▸ WHAT TO PRODUCE: Would you quote every entry exactly, dropping only the pictures?

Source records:
***

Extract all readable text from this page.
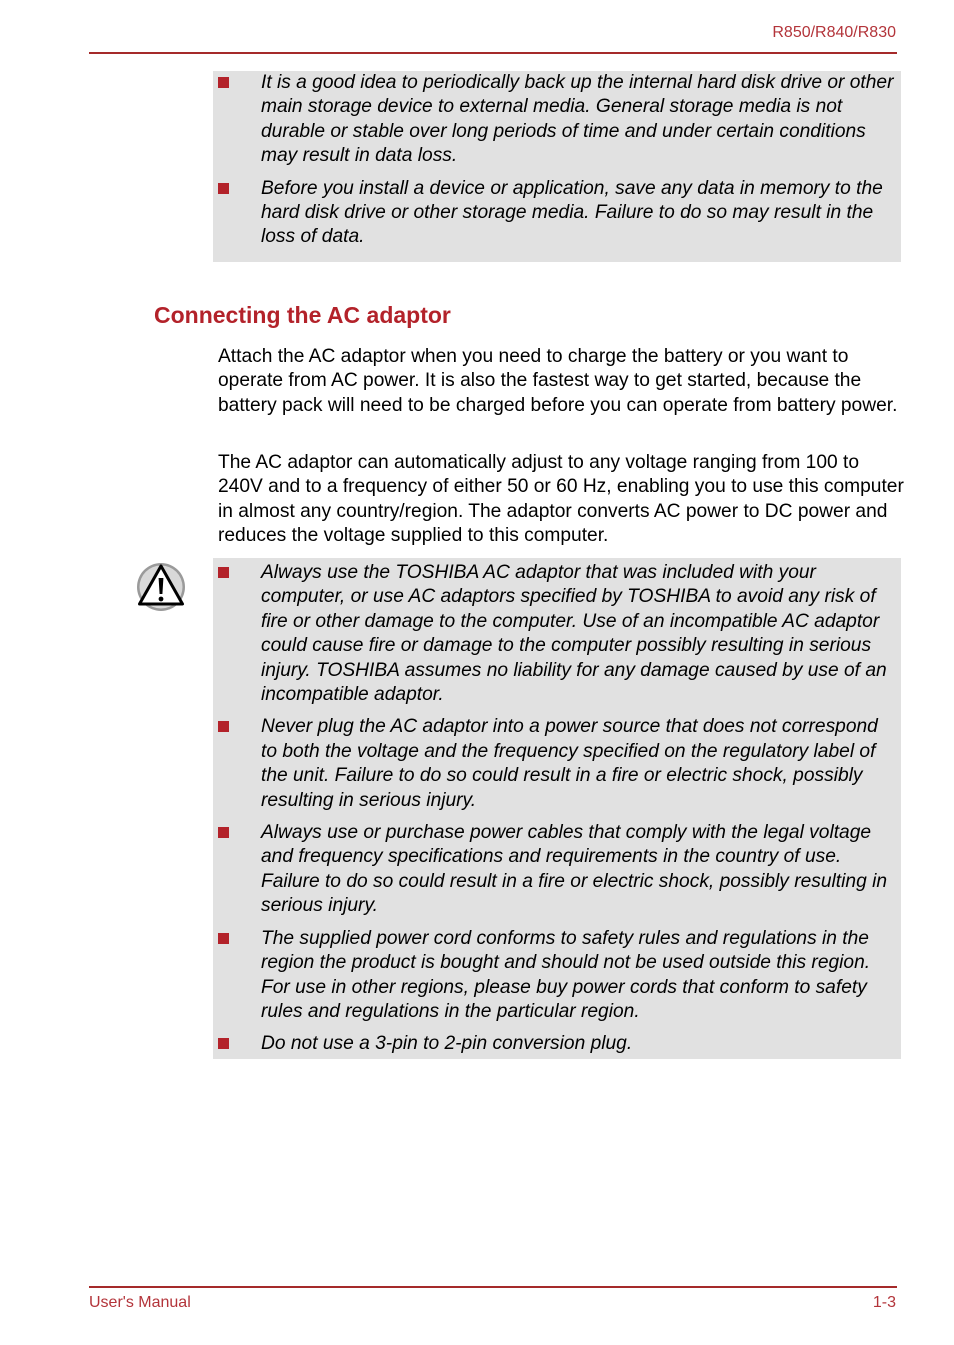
R850/R840/R830

It is a good idea to periodically back up the internal hard disk drive or other main storage device to external media. General storage media is not durable or stable over long periods of time and under certain conditions may result in data loss.

Before you install a device or application, save any data in memory to the hard disk drive or other storage media. Failure to do so may result in the loss of data.

Connecting the AC adaptor

Attach the AC adaptor when you need to charge the battery or you want to operate from AC power. It is also the fastest way to get started, because the battery pack will need to be charged before you can operate from battery power.

The AC adaptor can automatically adjust to any voltage ranging from 100 to 240V and to a frequency of either 50 or 60 Hz, enabling you to use this computer in almost any country/region. The adaptor converts AC power to DC power and reduces the voltage supplied to this computer.

Always use the TOSHIBA AC adaptor that was included with your computer, or use AC adaptors specified by TOSHIBA to avoid any risk of fire or other damage to the computer. Use of an incompatible AC adaptor could cause fire or damage to the computer possibly resulting in serious injury. TOSHIBA assumes no liability for any damage caused by use of an incompatible adaptor.

Never plug the AC adaptor into a power source that does not correspond to both the voltage and the frequency specified on the regulatory label of the unit. Failure to do so could result in a fire or electric shock, possibly resulting in serious injury.

Always use or purchase power cables that comply with the legal voltage and frequency specifications and requirements in the country of use. Failure to do so could result in a fire or electric shock, possibly resulting in serious injury.

The supplied power cord conforms to safety rules and regulations in the region the product is bought and should not be used outside this region. For use in other regions, please buy power cords that conform to safety rules and regulations in the particular region.

Do not use a 3-pin to 2-pin conversion plug.

User's Manual	1-3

***

▸ COMPLETED EXERCISE:
Extract all readable text from this page.
R850/R840/R830

It is a good idea to periodically back up the internal hard disk drive or other main storage device to external media. General storage media is not durable or stable over long periods of time and under certain conditions may result in data loss.

Before you install a device or application, save any data in memory to the hard disk drive or other storage media. Failure to do so may result in the loss of data.

Connecting the AC adaptor

Attach the AC adaptor when you need to charge the battery or you want to operate from AC power. It is also the fastest way to get started, because the battery pack will need to be charged before you can operate from battery power.

The AC adaptor can automatically adjust to any voltage ranging from 100 to 240V and to a frequency of either 50 or 60 Hz, enabling you to use this computer in almost any country/region. The adaptor converts AC power to DC power and reduces the voltage supplied to this computer.

Always use the TOSHIBA AC adaptor that was included with your computer, or use AC adaptors specified by TOSHIBA to avoid any risk of fire or other damage to the computer. Use of an incompatible AC adaptor could cause fire or damage to the computer possibly resulting in serious injury. TOSHIBA assumes no liability for any damage caused by use of an incompatible adaptor.

Never plug the AC adaptor into a power source that does not correspond to both the voltage and the frequency specified on the regulatory label of the unit. Failure to do so could result in a fire or electric shock, possibly resulting in serious injury.

Always use or purchase power cables that comply with the legal voltage and frequency specifications and requirements in the country of use. Failure to do so could result in a fire or electric shock, possibly resulting in serious injury.

The supplied power cord conforms to safety rules and regulations in the region the product is bought and should not be used outside this region. For use in other regions, please buy power cords that conform to safety rules and regulations in the particular region.

Do not use a 3-pin to 2-pin conversion plug.

User's Manual	1-3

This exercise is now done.